# START OF Dataset excerpts

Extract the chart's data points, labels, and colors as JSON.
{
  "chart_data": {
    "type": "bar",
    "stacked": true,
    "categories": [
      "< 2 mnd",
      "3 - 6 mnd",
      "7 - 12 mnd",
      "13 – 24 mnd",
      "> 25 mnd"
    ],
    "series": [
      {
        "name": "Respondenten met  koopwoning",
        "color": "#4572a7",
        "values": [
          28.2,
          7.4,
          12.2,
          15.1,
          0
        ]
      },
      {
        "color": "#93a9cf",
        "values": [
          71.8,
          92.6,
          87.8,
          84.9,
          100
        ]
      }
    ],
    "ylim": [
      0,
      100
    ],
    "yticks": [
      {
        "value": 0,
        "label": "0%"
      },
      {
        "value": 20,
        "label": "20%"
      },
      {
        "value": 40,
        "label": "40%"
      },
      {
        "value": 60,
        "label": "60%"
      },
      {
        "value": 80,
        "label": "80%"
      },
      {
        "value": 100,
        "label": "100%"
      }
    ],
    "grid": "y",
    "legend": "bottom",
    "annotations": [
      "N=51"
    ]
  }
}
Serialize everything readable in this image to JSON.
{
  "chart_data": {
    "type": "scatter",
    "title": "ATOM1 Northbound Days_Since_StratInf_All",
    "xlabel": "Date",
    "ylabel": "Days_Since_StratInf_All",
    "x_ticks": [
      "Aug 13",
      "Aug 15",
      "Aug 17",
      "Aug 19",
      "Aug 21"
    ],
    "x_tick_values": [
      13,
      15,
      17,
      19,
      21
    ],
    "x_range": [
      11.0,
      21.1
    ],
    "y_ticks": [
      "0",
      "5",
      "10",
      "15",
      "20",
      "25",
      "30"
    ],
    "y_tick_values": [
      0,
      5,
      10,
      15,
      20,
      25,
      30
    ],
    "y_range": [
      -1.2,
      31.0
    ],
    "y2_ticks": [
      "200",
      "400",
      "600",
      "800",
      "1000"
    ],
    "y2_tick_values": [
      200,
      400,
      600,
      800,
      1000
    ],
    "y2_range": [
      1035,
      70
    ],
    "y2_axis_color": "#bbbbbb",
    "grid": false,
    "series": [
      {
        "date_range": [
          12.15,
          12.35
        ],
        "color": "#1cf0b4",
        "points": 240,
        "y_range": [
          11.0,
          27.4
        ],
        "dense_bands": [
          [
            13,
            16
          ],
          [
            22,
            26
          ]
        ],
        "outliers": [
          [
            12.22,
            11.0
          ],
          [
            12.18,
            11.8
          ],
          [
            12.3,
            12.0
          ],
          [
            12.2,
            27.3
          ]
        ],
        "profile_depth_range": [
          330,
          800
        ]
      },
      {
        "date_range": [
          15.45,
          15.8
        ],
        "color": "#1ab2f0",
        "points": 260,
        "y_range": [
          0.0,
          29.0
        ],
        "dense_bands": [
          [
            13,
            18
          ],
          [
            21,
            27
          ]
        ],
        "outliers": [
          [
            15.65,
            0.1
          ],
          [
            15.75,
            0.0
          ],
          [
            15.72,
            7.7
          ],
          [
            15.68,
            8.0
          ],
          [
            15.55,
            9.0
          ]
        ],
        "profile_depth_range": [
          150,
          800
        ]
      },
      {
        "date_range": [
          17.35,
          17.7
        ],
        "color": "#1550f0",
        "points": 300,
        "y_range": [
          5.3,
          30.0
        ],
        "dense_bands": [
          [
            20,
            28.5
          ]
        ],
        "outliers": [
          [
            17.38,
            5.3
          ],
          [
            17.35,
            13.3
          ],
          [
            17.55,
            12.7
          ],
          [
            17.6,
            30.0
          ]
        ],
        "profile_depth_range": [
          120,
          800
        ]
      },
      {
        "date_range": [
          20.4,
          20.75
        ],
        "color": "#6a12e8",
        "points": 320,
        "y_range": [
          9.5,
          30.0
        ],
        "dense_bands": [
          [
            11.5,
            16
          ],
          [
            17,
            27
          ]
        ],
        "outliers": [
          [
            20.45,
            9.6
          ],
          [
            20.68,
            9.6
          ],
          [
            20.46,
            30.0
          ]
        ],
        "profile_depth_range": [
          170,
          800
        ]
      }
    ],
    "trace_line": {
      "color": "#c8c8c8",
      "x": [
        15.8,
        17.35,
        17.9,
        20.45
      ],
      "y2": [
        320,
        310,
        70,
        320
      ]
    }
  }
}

# END OF Dataset excerpts

> Goal
Repeat all entries. Match them exactly.

> Output
Extract the chart's data points, labels, and colors as JSON.
{
  "chart_data": {
    "type": "bar",
    "stacked": true,
    "categories": [
      "< 2 mnd",
      "3 - 6 mnd",
      "7 - 12 mnd",
      "13 – 24 mnd",
      "> 25 mnd"
    ],
    "series": [
      {
        "name": "Respondenten met  koopwoning",
        "color": "#4572a7",
        "values": [
          28.2,
          7.4,
          12.2,
          15.1,
          0
        ]
      },
      {
        "color": "#93a9cf",
        "values": [
          71.8,
          92.6,
          87.8,
          84.9,
          100
        ]
      }
    ],
    "ylim": [
      0,
      100
    ],
    "yticks": [
      {
        "value": 0,
        "label": "0%"
      },
      {
        "value": 20,
        "label": "20%"
      },
      {
        "value": 40,
        "label": "40%"
      },
      {
        "value": 60,
        "label": "60%"
      },
      {
        "value": 80,
        "label": "80%"
      },
      {
        "value": 100,
        "label": "100%"
      }
    ],
    "grid": "y",
    "legend": "bottom",
    "annotations": [
      "N=51"
    ]
  }
}
Serialize everything readable in this image to JSON.
{
  "chart_data": {
    "type": "scatter",
    "title": "ATOM1 Northbound Days_Since_StratInf_All",
    "xlabel": "Date",
    "ylabel": "Days_Since_StratInf_All",
    "x_ticks": [
      "Aug 13",
      "Aug 15",
      "Aug 17",
      "Aug 19",
      "Aug 21"
    ],
    "x_tick_values": [
      13,
      15,
      17,
      19,
      21
    ],
    "x_range": [
      11.0,
      21.1
    ],
    "y_ticks": [
      "0",
      "5",
      "10",
      "15",
      "20",
      "25",
      "30"
    ],
    "y_tick_values": [
      0,
      5,
      10,
      15,
      20,
      25,
      30
    ],
    "y_range": [
      -1.2,
      31.0
    ],
    "y2_ticks": [
      "200",
      "400",
      "600",
      "800",
      "1000"
    ],
    "y2_tick_values": [
      200,
      400,
      600,
      800,
      1000
    ],
    "y2_range": [
      1035,
      70
    ],
    "y2_axis_color": "#bbbbbb",
    "grid": false,
    "series": [
      {
        "date_range": [
          12.15,
          12.35
        ],
        "color": "#1cf0b4",
        "points": 240,
        "y_range": [
          11.0,
          27.4
        ],
        "dense_bands": [
          [
            13,
            16
          ],
          [
            22,
            26
          ]
        ],
        "outliers": [
          [
            12.22,
            11.0
          ],
          [
            12.18,
            11.8
          ],
          [
            12.3,
            12.0
          ],
          [
            12.2,
            27.3
          ]
        ],
        "profile_depth_range": [
          330,
          800
        ]
      },
      {
        "date_range": [
          15.45,
          15.8
        ],
        "color": "#1ab2f0",
        "points": 260,
        "y_range": [
          0.0,
          29.0
        ],
        "dense_bands": [
          [
            13,
            18
          ],
          [
            21,
            27
          ]
        ],
        "outliers": [
          [
            15.65,
            0.1
          ],
          [
            15.75,
            0.0
          ],
          [
            15.72,
            7.7
          ],
          [
            15.68,
            8.0
          ],
          [
            15.55,
            9.0
          ]
        ],
        "profile_depth_range": [
          150,
          800
        ]
      },
      {
        "date_range": [
          17.35,
          17.7
        ],
        "color": "#1550f0",
        "points": 300,
        "y_range": [
          5.3,
          30.0
        ],
        "dense_bands": [
          [
            20,
            28.5
          ]
        ],
        "outliers": [
          [
            17.38,
            5.3
          ],
          [
            17.35,
            13.3
          ],
          [
            17.55,
            12.7
          ],
          [
            17.6,
            30.0
          ]
        ],
        "profile_depth_range": [
          120,
          800
        ]
      },
      {
        "date_range": [
          20.4,
          20.75
        ],
        "color": "#6a12e8",
        "points": 320,
        "y_range": [
          9.5,
          30.0
        ],
        "dense_bands": [
          [
            11.5,
            16
          ],
          [
            17,
            27
          ]
        ],
        "outliers": [
          [
            20.45,
            9.6
          ],
          [
            20.68,
            9.6
          ],
          [
            20.46,
            30.0
          ]
        ],
        "profile_depth_range": [
          170,
          800
        ]
      }
    ],
    "trace_line": {
      "color": "#c8c8c8",
      "x": [
        15.8,
        17.35,
        17.9,
        20.45
      ],
      "y2": [
        320,
        310,
        70,
        320
      ]
    }
  }
}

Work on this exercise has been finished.